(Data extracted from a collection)
--- --- ---
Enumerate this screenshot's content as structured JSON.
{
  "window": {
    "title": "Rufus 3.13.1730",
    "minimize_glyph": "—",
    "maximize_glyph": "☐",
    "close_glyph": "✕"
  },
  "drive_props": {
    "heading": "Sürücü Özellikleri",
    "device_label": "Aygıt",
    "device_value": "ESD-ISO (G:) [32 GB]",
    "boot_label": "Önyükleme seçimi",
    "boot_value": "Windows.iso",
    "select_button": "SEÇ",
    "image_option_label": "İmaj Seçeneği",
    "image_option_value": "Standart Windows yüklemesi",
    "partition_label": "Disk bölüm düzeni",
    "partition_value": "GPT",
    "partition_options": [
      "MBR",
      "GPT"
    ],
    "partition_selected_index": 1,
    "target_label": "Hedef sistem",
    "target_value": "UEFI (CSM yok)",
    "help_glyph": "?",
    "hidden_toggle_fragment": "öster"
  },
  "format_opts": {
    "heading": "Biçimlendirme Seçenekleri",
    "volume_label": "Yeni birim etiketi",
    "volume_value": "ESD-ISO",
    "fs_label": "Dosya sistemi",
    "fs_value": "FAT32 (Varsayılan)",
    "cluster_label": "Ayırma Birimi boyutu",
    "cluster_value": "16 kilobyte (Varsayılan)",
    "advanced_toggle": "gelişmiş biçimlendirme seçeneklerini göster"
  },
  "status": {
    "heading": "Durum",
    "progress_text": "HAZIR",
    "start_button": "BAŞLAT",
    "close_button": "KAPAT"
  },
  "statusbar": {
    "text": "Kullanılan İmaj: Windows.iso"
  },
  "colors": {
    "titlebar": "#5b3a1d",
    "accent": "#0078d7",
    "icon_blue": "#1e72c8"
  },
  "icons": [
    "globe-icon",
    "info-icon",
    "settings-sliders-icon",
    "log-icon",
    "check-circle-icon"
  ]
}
--- --- ---
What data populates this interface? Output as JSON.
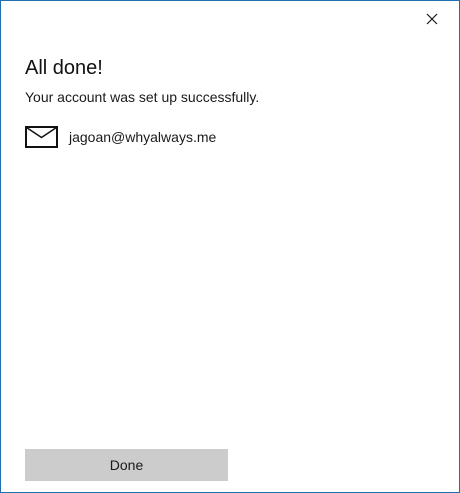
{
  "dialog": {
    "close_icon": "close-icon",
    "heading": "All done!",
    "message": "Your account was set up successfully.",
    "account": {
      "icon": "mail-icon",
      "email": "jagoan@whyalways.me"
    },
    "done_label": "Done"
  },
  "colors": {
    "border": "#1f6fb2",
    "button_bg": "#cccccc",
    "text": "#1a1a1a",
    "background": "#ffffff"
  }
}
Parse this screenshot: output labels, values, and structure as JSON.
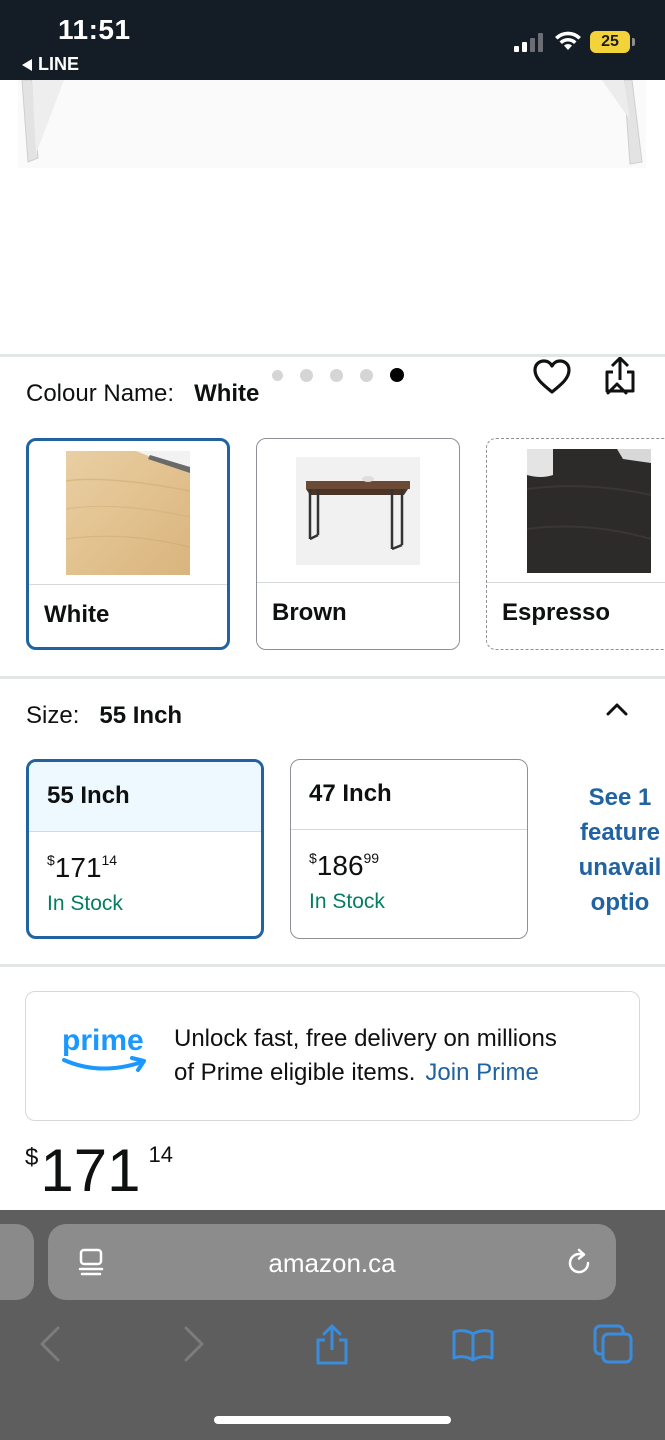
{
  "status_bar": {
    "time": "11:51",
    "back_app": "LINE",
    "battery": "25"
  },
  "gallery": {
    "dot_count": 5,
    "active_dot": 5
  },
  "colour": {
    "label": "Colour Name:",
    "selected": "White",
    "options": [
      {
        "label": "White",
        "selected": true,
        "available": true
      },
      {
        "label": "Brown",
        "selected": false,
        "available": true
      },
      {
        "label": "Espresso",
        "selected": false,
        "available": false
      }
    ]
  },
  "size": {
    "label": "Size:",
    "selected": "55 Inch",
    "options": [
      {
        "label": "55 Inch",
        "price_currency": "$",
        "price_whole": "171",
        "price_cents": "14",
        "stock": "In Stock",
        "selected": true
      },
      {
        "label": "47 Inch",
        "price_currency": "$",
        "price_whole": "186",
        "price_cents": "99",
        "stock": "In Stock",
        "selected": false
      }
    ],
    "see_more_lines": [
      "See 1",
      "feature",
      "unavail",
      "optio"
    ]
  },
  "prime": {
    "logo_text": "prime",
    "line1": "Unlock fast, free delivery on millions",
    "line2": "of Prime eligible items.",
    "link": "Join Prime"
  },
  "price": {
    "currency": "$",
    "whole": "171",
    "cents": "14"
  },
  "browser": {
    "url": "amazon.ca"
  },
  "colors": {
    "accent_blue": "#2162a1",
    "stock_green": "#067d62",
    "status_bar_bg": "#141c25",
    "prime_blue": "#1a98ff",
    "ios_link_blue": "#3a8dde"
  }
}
--- --- ---
**TASK INSTRUCTIONS:** From the listing above, report the number of lines containing the string "heading", without any accompanying remarks.

**RESULT FOR THIS TASK:** 4